§ **Given exercise**
Set out every line of the material below as a numbered list, leaving out any blank lines.
··· Dataset extract ···
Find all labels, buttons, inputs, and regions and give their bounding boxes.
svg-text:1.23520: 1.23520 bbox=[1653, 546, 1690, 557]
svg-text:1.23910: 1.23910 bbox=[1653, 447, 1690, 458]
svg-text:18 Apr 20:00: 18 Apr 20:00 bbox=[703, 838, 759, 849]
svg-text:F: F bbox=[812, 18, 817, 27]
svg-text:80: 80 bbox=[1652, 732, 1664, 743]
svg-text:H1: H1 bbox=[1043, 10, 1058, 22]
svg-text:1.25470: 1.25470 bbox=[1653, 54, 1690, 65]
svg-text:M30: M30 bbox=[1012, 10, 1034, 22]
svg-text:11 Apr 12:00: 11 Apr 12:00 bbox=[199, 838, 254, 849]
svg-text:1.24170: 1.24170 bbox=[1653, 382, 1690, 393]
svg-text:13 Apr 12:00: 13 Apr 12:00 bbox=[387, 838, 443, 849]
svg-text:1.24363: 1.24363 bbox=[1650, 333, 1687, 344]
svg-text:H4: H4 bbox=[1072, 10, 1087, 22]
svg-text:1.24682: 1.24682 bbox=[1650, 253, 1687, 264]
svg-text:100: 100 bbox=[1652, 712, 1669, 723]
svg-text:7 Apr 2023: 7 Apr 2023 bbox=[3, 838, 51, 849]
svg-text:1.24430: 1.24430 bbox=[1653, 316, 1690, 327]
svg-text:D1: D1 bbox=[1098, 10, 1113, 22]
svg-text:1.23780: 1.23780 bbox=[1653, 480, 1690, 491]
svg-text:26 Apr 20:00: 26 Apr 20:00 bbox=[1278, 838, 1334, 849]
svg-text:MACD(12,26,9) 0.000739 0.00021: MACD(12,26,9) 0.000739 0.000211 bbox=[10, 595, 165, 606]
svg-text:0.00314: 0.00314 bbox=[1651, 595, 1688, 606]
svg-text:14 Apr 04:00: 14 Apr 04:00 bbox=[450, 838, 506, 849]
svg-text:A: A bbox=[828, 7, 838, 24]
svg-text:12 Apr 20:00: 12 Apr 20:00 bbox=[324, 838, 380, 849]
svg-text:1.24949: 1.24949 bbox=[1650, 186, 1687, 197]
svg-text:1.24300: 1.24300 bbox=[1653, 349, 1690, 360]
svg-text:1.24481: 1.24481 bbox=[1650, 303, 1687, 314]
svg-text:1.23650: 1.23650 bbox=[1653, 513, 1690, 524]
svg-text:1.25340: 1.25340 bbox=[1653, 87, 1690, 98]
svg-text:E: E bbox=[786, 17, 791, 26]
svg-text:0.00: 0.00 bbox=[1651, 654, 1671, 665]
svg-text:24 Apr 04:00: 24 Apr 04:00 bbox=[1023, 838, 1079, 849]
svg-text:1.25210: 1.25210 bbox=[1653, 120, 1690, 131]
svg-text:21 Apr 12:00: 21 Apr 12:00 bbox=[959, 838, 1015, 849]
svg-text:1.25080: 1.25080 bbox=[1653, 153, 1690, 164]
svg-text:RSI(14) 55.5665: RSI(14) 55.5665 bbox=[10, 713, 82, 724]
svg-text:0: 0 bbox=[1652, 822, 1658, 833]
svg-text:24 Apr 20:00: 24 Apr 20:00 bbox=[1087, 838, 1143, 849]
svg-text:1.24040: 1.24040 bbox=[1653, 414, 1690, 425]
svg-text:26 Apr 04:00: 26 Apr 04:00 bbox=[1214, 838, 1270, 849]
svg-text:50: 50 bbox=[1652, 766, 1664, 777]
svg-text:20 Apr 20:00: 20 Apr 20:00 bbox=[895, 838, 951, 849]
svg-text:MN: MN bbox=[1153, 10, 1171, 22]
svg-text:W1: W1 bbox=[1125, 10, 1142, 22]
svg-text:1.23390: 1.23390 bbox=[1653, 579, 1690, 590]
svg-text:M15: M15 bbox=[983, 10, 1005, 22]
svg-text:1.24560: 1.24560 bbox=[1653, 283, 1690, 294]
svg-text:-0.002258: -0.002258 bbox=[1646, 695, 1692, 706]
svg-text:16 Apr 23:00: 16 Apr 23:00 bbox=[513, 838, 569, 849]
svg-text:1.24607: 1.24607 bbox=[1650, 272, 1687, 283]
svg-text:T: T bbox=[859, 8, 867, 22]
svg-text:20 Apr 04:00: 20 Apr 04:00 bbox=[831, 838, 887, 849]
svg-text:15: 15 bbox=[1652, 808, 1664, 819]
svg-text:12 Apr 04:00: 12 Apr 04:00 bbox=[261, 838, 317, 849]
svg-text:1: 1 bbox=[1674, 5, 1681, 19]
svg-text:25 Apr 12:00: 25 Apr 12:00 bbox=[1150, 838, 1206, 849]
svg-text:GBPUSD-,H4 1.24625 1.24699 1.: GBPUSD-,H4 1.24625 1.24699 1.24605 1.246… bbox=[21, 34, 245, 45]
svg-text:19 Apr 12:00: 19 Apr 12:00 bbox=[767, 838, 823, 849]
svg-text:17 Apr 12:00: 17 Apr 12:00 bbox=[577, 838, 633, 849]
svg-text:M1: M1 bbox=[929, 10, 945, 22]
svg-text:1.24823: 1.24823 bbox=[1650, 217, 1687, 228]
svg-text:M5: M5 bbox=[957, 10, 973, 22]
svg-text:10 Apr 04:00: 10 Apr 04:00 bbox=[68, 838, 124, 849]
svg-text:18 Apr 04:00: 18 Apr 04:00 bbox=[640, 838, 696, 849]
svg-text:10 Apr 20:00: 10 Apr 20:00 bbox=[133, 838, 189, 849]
···
§ **Answer to the task**
1. Find all labels, buttons, inputs, and regions and give their bounding boxes.
2. svg-text:1.23520: 1.23520 bbox=[1653, 546, 1690, 557]
3. svg-text:1.23910: 1.23910 bbox=[1653, 447, 1690, 458]
4. svg-text:18 Apr 20:00: 18 Apr 20:00 bbox=[703, 838, 759, 849]
5. svg-text:F: F bbox=[812, 18, 817, 27]
6. svg-text:80: 80 bbox=[1652, 732, 1664, 743]
7. svg-text:H1: H1 bbox=[1043, 10, 1058, 22]
8. svg-text:1.25470: 1.25470 bbox=[1653, 54, 1690, 65]
9. svg-text:M30: M30 bbox=[1012, 10, 1034, 22]
10. svg-text:11 Apr 12:00: 11 Apr 12:00 bbox=[199, 838, 254, 849]
11. svg-text:1.24170: 1.24170 bbox=[1653, 382, 1690, 393]
12. svg-text:13 Apr 12:00: 13 Apr 12:00 bbox=[387, 838, 443, 849]
13. svg-text:1.24363: 1.24363 bbox=[1650, 333, 1687, 344]
14. svg-text:H4: H4 bbox=[1072, 10, 1087, 22]
15. svg-text:1.24682: 1.24682 bbox=[1650, 253, 1687, 264]
16. svg-text:100: 100 bbox=[1652, 712, 1669, 723]
17. svg-text:7 Apr 2023: 7 Apr 2023 bbox=[3, 838, 51, 849]
18. svg-text:1.24430: 1.24430 bbox=[1653, 316, 1690, 327]
19. svg-text:D1: D1 bbox=[1098, 10, 1113, 22]
20. svg-text:1.23780: 1.23780 bbox=[1653, 480, 1690, 491]
21. svg-text:26 Apr 20:00: 26 Apr 20:00 bbox=[1278, 838, 1334, 849]
22. svg-text:MACD(12,26,9) 0.000739 0.00021: MACD(12,26,9) 0.000739 0.000211 bbox=[10, 595, 165, 606]
23. svg-text:0.00314: 0.00314 bbox=[1651, 595, 1688, 606]
24. svg-text:14 Apr 04:00: 14 Apr 04:00 bbox=[450, 838, 506, 849]
25. svg-text:A: A bbox=[828, 7, 838, 24]
26. svg-text:12 Apr 20:00: 12 Apr 20:00 bbox=[324, 838, 380, 849]
27. svg-text:1.24949: 1.24949 bbox=[1650, 186, 1687, 197]
28. svg-text:1.24300: 1.24300 bbox=[1653, 349, 1690, 360]
29. svg-text:1.24481: 1.24481 bbox=[1650, 303, 1687, 314]
30. svg-text:1.23650: 1.23650 bbox=[1653, 513, 1690, 524]
31. svg-text:1.25340: 1.25340 bbox=[1653, 87, 1690, 98]
32. svg-text:E: E bbox=[786, 17, 791, 26]
33. svg-text:0.00: 0.00 bbox=[1651, 654, 1671, 665]
34. svg-text:24 Apr 04:00: 24 Apr 04:00 bbox=[1023, 838, 1079, 849]
35. svg-text:1.25210: 1.25210 bbox=[1653, 120, 1690, 131]
36. svg-text:21 Apr 12:00: 21 Apr 12:00 bbox=[959, 838, 1015, 849]
37. svg-text:1.25080: 1.25080 bbox=[1653, 153, 1690, 164]
38. svg-text:RSI(14) 55.5665: RSI(14) 55.5665 bbox=[10, 713, 82, 724]
39. svg-text:0: 0 bbox=[1652, 822, 1658, 833]
40. svg-text:24 Apr 20:00: 24 Apr 20:00 bbox=[1087, 838, 1143, 849]
41. svg-text:1.24040: 1.24040 bbox=[1653, 414, 1690, 425]
42. svg-text:26 Apr 04:00: 26 Apr 04:00 bbox=[1214, 838, 1270, 849]
43. svg-text:50: 50 bbox=[1652, 766, 1664, 777]
44. svg-text:20 Apr 20:00: 20 Apr 20:00 bbox=[895, 838, 951, 849]
45. svg-text:MN: MN bbox=[1153, 10, 1171, 22]
46. svg-text:W1: W1 bbox=[1125, 10, 1142, 22]
47. svg-text:1.23390: 1.23390 bbox=[1653, 579, 1690, 590]
48. svg-text:M15: M15 bbox=[983, 10, 1005, 22]
49. svg-text:1.24560: 1.24560 bbox=[1653, 283, 1690, 294]
50. svg-text:-0.002258: -0.002258 bbox=[1646, 695, 1692, 706]
51. svg-text:16 Apr 23:00: 16 Apr 23:00 bbox=[513, 838, 569, 849]
52. svg-text:1.24607: 1.24607 bbox=[1650, 272, 1687, 283]
53. svg-text:T: T bbox=[859, 8, 867, 22]
54. svg-text:20 Apr 04:00: 20 Apr 04:00 bbox=[831, 838, 887, 849]
55. svg-text:15: 15 bbox=[1652, 808, 1664, 819]
56. svg-text:12 Apr 04:00: 12 Apr 04:00 bbox=[261, 838, 317, 849]
57. svg-text:1: 1 bbox=[1674, 5, 1681, 19]
58. svg-text:25 Apr 12:00: 25 Apr 12:00 bbox=[1150, 838, 1206, 849]
59. svg-text:GBPUSD-,H4 1.24625 1.24699 1.: GBPUSD-,H4 1.24625 1.24699 1.24605 1.246… bbox=[21, 34, 245, 45]
60. svg-text:19 Apr 12:00: 19 Apr 12:00 bbox=[767, 838, 823, 849]
61. svg-text:17 Apr 12:00: 17 Apr 12:00 bbox=[577, 838, 633, 849]
62. svg-text:M1: M1 bbox=[929, 10, 945, 22]
63. svg-text:1.24823: 1.24823 bbox=[1650, 217, 1687, 228]
64. svg-text:M5: M5 bbox=[957, 10, 973, 22]
65. svg-text:10 Apr 04:00: 10 Apr 04:00 bbox=[68, 838, 124, 849]
66. svg-text:18 Apr 04:00: 18 Apr 04:00 bbox=[640, 838, 696, 849]
67. svg-text:10 Apr 20:00: 10 Apr 20:00 bbox=[133, 838, 189, 849]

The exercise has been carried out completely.